▸ Selected extract
In this large nationwide population-based study, older patients admitted to the ICU and who survived the first year after admission had a slight increase in mortality rate in the following years compared with the general population. This difference was, however, strongly attenuated by adjustment for baseline comorbidity, leaving only a weak association that was least notable in the highest age groups. The reason for ICU admission had a variable impact on the long-term mortality rate, with the most apparent increase seen in patients admitted for acute-on-chronic respiratory insufficiency.
In ICU patients 75 years and older, survival within the first year after intensive care admission was slightly above 50%. Still, after the 1-year landmark, survival was mainly comparable to the general population's age- and sex-matched controls. The difference compared to the general population was almost negligible in the oldest age group. Behind this age-related pattern, there are likely complex interactions between the type and severity of medical conditions leading to ICU admission, prevalent comorbidity, and other patient-related factors such as general frailty, but also external factors such as bed-space availability and regional clinical practice patterns influencing the decision to admit the patient to the ICU.

▸ Exercise 1
Answer these questions about the passage on long-term mortality in older ICU patients:
(a) Which reason for ICU admission showed the most apparent increase in long-term mortality rate?
(b) What was survival within the first year after admission for ICU patients 75 years and older?
(c) Adjustment for what factor strongly attenuated the mortality difference compared with the general population?
▸ Exercise 2
Pick up the passage on long-term mortality in older ICU patients and continue it from after its final sentence.

Rows from a data source

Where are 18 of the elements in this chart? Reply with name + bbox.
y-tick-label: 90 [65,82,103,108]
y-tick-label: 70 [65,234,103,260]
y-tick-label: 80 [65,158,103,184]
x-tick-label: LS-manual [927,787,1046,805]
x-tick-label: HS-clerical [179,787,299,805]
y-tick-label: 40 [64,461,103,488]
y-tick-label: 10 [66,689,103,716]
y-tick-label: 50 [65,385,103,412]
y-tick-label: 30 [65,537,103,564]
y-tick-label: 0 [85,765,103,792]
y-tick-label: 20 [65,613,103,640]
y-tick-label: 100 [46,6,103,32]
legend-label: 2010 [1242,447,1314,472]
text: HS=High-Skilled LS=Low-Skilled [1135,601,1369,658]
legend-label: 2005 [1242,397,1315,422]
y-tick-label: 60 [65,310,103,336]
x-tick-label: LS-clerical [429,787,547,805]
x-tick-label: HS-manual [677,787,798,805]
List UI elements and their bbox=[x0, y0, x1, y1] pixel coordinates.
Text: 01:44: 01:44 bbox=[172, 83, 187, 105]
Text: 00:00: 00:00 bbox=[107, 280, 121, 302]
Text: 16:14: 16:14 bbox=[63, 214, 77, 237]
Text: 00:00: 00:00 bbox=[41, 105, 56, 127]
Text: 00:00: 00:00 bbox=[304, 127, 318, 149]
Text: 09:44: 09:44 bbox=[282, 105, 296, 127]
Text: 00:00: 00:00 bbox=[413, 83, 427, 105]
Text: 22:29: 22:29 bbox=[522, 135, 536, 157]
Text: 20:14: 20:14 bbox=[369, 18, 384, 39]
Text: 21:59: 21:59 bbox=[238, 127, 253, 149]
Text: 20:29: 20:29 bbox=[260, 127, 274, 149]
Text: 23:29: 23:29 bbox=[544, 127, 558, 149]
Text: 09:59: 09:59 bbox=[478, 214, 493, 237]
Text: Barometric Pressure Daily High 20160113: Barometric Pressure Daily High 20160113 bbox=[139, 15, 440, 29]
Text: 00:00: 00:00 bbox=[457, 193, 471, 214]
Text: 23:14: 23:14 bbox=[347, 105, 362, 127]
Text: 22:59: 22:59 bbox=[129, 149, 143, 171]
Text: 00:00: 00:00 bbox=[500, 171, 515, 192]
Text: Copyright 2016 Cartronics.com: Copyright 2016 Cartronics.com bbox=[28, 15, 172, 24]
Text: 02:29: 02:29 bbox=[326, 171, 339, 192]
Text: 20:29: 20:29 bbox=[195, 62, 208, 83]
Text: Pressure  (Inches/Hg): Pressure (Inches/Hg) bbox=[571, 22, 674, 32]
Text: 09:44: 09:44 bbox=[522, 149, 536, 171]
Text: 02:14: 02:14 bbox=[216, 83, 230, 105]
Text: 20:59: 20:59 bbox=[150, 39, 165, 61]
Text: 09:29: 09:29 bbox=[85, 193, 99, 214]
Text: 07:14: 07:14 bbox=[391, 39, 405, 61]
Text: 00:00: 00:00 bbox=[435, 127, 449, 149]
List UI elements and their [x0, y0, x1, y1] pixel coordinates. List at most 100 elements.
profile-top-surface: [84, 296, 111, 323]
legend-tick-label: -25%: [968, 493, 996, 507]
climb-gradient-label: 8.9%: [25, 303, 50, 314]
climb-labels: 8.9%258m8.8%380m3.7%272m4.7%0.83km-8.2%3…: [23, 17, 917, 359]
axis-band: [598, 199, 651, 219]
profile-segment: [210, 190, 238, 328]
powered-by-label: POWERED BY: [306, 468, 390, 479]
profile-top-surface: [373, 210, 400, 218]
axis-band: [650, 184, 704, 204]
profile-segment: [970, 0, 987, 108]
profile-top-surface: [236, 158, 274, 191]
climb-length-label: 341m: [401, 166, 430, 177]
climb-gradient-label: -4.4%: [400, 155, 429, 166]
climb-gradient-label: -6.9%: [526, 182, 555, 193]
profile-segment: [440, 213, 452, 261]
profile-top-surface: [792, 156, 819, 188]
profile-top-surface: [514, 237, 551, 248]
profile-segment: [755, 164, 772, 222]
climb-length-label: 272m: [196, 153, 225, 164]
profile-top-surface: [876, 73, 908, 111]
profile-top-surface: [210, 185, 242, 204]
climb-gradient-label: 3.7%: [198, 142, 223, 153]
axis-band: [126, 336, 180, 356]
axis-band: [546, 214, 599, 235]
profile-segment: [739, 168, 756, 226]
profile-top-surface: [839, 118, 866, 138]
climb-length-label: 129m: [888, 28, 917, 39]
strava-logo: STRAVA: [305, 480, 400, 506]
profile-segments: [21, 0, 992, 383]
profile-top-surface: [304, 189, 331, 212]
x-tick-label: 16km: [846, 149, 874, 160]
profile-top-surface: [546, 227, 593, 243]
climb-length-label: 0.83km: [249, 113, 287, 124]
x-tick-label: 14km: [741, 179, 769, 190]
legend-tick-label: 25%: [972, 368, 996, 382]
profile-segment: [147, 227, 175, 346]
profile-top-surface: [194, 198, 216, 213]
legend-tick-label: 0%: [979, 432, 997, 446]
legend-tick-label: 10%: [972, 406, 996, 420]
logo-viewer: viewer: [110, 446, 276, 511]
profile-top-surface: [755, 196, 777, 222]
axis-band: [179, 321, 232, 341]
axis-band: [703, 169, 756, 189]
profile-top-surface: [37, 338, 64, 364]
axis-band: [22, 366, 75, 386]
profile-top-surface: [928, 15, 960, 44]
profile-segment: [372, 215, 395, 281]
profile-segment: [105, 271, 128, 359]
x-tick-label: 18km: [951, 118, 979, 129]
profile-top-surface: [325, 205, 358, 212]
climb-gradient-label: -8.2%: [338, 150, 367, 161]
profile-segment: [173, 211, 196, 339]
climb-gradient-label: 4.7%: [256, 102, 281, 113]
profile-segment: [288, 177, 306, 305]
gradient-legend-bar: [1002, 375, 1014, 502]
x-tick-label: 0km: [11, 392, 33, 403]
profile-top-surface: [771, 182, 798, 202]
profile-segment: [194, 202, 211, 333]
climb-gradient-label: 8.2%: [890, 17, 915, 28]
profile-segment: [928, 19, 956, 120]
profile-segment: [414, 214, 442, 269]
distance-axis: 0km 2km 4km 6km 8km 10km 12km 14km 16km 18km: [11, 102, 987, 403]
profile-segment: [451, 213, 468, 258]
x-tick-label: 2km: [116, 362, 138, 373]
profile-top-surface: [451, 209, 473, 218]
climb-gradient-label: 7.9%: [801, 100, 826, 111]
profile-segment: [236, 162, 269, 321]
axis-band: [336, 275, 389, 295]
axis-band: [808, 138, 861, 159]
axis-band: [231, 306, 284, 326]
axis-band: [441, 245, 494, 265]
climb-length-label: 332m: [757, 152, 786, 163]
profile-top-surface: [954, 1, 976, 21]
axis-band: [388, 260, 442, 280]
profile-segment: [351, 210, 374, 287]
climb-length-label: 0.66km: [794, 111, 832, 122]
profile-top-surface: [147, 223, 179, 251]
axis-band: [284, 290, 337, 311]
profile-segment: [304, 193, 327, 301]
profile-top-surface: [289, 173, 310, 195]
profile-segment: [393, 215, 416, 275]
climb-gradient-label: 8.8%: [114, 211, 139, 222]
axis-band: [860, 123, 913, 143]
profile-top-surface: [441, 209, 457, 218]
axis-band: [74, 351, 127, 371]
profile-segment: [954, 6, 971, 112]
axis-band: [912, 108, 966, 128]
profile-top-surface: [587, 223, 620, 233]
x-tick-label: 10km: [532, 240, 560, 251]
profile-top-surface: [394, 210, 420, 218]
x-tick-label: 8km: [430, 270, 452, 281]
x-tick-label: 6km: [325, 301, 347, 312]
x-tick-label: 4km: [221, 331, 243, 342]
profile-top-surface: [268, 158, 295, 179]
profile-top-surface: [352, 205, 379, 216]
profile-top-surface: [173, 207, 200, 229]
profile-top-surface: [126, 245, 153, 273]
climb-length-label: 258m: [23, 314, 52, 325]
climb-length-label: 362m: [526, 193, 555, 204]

▸ Task result 1
(a) Acute-on-chronic respiratory insufficiency.
(b) Slightly above 50%.
(c) Baseline comorbidity.

▸ Task result 2
Attempts to compare the long-term mortality risk in survivors of critical illness to that of the normal population have been made previously. In a retrospective observational cohort study of 2104 adult patients admitted to the ICU of a teaching hospital in Glasgow from 1985 to 1992 the risk of mortality in survivors of critical illness matches that of the normal population after four years [19]. No adjustment for baseline comorbidity was, however, attempted.
In a recent prospective cohort study of emergency ICU admissions in 3920 patients ≥ 80 years of age, 64% of patients had died after 6 months [20]. This is largely comparable to the mortality rate among patients 75 years and older in our study. Patient frailty was found predictive of mortality with a 6-month follow-up in this population of very old patients. No comparison group was available to contextualise the mortality risk, and comorbidity was measured as a count of comorbid conditions. This has been shown to be a suboptimal measure of comorbidity [7, 21, 22]. The use of a count of medications taken daily before admission has also been outperformed by other drug comorbidity measures [23, 24]. The impact of comorbid conditions may therefore have been underestimated also in this study.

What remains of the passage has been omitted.